____ DATA RECORDS

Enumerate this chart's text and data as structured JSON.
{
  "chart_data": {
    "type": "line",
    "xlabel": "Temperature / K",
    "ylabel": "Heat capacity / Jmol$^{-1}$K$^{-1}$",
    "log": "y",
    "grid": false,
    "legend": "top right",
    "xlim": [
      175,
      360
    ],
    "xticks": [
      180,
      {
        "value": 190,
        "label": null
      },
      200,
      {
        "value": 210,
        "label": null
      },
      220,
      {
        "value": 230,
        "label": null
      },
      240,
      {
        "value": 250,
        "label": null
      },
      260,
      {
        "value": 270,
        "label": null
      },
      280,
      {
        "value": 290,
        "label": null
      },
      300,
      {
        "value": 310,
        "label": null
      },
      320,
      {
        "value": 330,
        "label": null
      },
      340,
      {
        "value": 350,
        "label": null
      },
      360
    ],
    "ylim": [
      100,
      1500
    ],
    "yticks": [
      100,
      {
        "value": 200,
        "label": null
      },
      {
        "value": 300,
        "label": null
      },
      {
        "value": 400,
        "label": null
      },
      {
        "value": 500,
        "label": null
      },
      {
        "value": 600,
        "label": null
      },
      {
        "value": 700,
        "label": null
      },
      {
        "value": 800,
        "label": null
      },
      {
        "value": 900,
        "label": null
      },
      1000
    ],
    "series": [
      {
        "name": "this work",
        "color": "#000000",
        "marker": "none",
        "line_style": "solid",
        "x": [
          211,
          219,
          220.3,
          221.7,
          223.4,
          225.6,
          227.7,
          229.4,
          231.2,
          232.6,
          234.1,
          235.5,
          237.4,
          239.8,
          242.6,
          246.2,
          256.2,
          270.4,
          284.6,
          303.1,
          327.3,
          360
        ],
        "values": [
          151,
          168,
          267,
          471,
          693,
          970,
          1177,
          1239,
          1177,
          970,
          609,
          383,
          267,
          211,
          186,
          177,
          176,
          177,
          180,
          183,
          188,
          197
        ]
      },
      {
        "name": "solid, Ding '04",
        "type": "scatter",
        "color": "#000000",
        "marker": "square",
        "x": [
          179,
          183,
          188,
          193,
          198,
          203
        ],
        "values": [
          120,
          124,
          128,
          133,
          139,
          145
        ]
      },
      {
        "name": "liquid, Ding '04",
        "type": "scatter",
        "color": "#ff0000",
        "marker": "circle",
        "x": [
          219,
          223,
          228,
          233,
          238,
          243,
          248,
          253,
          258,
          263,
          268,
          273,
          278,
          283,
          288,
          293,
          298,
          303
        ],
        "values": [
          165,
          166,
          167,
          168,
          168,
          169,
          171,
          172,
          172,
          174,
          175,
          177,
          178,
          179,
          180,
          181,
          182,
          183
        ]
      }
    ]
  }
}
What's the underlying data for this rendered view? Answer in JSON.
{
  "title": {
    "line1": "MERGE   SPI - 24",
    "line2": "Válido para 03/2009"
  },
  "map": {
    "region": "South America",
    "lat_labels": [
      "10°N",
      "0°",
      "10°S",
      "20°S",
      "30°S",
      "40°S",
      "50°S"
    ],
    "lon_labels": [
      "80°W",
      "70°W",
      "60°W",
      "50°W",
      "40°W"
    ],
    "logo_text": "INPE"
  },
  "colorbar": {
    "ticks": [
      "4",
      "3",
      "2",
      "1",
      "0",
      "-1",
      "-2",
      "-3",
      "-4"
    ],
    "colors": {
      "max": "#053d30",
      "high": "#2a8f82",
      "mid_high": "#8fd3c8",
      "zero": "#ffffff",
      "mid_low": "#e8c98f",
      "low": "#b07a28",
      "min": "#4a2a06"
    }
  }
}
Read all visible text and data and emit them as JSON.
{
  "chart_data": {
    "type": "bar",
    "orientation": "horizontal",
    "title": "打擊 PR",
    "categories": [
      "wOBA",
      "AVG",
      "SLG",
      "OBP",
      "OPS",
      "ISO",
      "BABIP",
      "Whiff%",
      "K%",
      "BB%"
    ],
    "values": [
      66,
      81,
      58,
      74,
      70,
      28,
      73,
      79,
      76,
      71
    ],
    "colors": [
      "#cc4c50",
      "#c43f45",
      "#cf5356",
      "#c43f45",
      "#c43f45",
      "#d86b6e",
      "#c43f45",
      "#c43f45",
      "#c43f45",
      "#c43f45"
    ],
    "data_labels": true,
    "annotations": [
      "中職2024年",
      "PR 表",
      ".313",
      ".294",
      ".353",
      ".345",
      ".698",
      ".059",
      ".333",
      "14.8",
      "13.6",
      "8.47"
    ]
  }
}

________

## THE TASK:
Go over the records above and tally the lines with the word "Ding" in them. Give the number alone.

## TASK RESULT:
2